▽

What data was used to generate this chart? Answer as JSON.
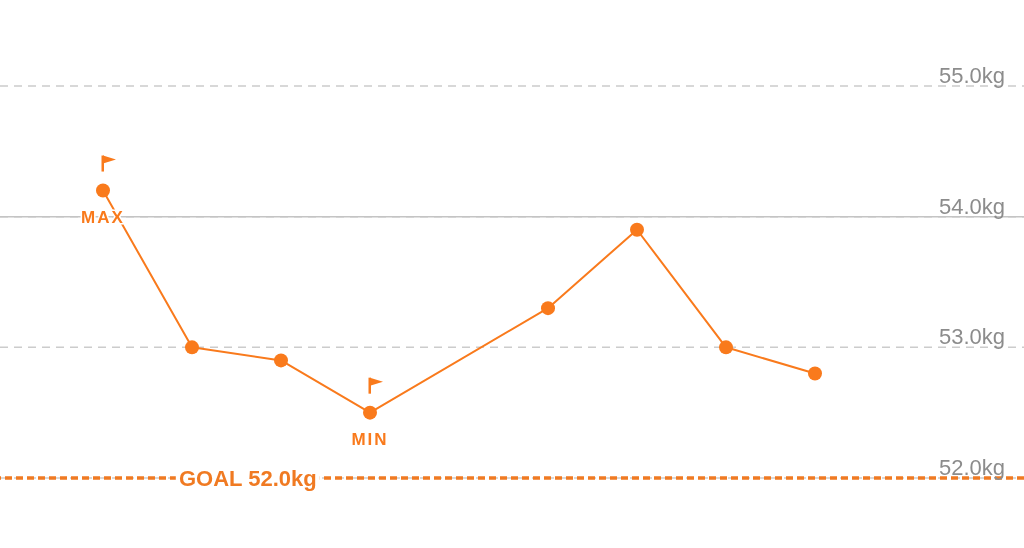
{
  "chart_data": {
    "type": "line",
    "categories": [
      null,
      null,
      null,
      null,
      null,
      null,
      null,
      null,
      null
    ],
    "series": [
      {
        "color": "#f97a1c",
        "values": [
          54.2,
          53.0,
          52.9,
          52.5,
          null,
          53.3,
          53.9,
          53.0,
          52.8
        ]
      }
    ],
    "ylim": [
      52,
      55
    ],
    "yticks": [
      {
        "value": 52,
        "label": "52.0kg"
      },
      {
        "value": 53,
        "label": "53.0kg"
      },
      {
        "value": 54,
        "label": "54.0kg"
      },
      {
        "value": 55,
        "label": "55.0kg"
      }
    ],
    "grid": "y",
    "marker": "circle",
    "line_style": "solid",
    "tick_labels": "y",
    "ref_lines": [
      {
        "axis": "y",
        "value": 54,
        "color": "#c4c4c4",
        "line_style": "solid"
      },
      {
        "axis": "y",
        "value": 52,
        "label": "GOAL 52.0kg",
        "color": "#f07a22",
        "line_style": "dashed"
      }
    ],
    "annotations": [
      {
        "text": "MAX",
        "y": 54.2
      },
      {
        "text": "MIN",
        "y": 52.5
      }
    ]
  }
}
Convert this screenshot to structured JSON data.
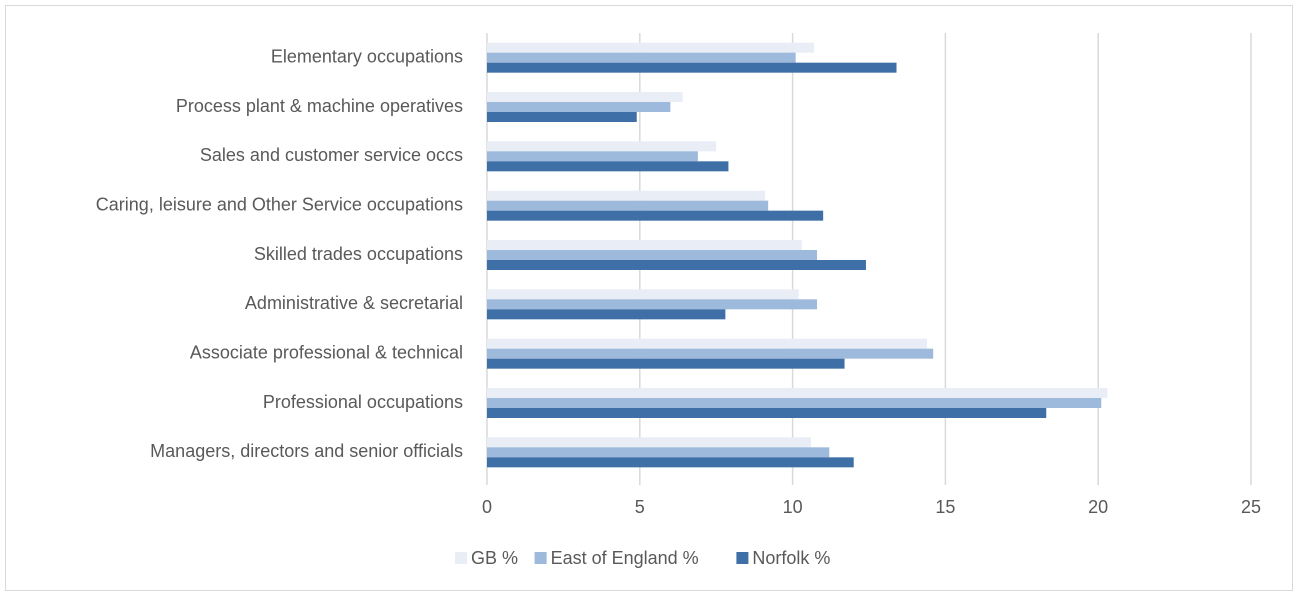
{
  "chart_data": {
    "type": "bar",
    "orientation": "horizontal",
    "categories": [
      "Managers, directors and senior officials",
      "Professional occupations",
      "Associate professional & technical",
      "Administrative & secretarial",
      "Skilled trades occupations",
      "Caring, leisure and Other Service occupations",
      "Sales and customer service occs",
      "Process plant & machine operatives",
      "Elementary occupations"
    ],
    "series": [
      {
        "name": "GB %",
        "color": "#e9edf6",
        "values": [
          10.6,
          20.3,
          14.4,
          10.2,
          10.3,
          9.1,
          7.5,
          6.4,
          10.7
        ]
      },
      {
        "name": "East of England %",
        "color": "#9db9dc",
        "values": [
          11.2,
          20.1,
          14.6,
          10.8,
          10.8,
          9.2,
          6.9,
          6.0,
          10.1
        ]
      },
      {
        "name": "Norfolk %",
        "color": "#3e6fa6",
        "values": [
          12.0,
          18.3,
          11.7,
          7.8,
          12.4,
          11.0,
          7.9,
          4.9,
          13.4
        ]
      }
    ],
    "xlim": [
      0,
      25
    ],
    "xticks": [
      0,
      5,
      10,
      15,
      20,
      25
    ],
    "grid": true,
    "legend": "bottom"
  }
}
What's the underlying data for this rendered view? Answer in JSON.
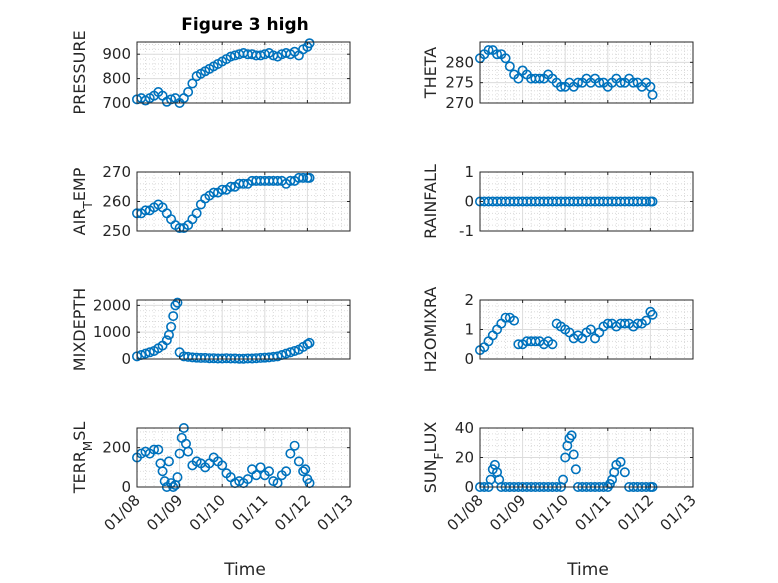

△

Task objective →
Reproduce the listing word for word and omit its pictures.

Reply →
What data was used to generate this chart? Answer as JSON.
{
  "chart_data": {
    "type": "line",
    "categories": [
      null,
      null,
      null,
      null,
      null,
      null,
      null,
      null,
      null
    ],
    "series": [
      {
        "color": "#f97a1c",
        "values": [
          54.2,
          53.0,
          52.9,
          52.5,
          null,
          53.3,
          53.9,
          53.0,
          52.8
        ]
      }
    ],
    "ylim": [
      52,
      55
    ],
    "yticks": [
      {
        "value": 52,
        "label": "52.0kg"
      },
      {
        "value": 53,
        "label": "53.0kg"
      },
      {
        "value": 54,
        "label": "54.0kg"
      },
      {
        "value": 55,
        "label": "55.0kg"
      }
    ],
    "grid": "y",
    "marker": "circle",
    "line_style": "solid",
    "tick_labels": "y",
    "ref_lines": [
      {
        "axis": "y",
        "value": 54,
        "color": "#c4c4c4",
        "line_style": "solid"
      },
      {
        "axis": "y",
        "value": 52,
        "label": "GOAL 52.0kg",
        "color": "#f07a22",
        "line_style": "dashed"
      }
    ],
    "annotations": [
      {
        "text": "MAX",
        "y": 54.2
      },
      {
        "text": "MIN",
        "y": 52.5
      }
    ]
  }
}
Convert this screenshot to structured JSON data.
{
  "chart_data": {
    "type": "bar",
    "orientation": "horizontal",
    "categories": [
      "Managers, directors and senior officials",
      "Professional occupations",
      "Associate professional & technical",
      "Administrative & secretarial",
      "Skilled trades occupations",
      "Caring, leisure and Other Service occupations",
      "Sales and customer service occs",
      "Process plant & machine operatives",
      "Elementary occupations"
    ],
    "series": [
      {
        "name": "GB %",
        "color": "#e9edf6",
        "values": [
          10.6,
          20.3,
          14.4,
          10.2,
          10.3,
          9.1,
          7.5,
          6.4,
          10.7
        ]
      },
      {
        "name": "East of England %",
        "color": "#9db9dc",
        "values": [
          11.2,
          20.1,
          14.6,
          10.8,
          10.8,
          9.2,
          6.9,
          6.0,
          10.1
        ]
      },
      {
        "name": "Norfolk %",
        "color": "#3e6fa6",
        "values": [
          12.0,
          18.3,
          11.7,
          7.8,
          12.4,
          11.0,
          7.9,
          4.9,
          13.4
        ]
      }
    ],
    "xlim": [
      0,
      25
    ],
    "xticks": [
      0,
      5,
      10,
      15,
      20,
      25
    ],
    "grid": true,
    "legend": "bottom"
  }
}
What's the underlying data for this rendered view? Answer in JSON.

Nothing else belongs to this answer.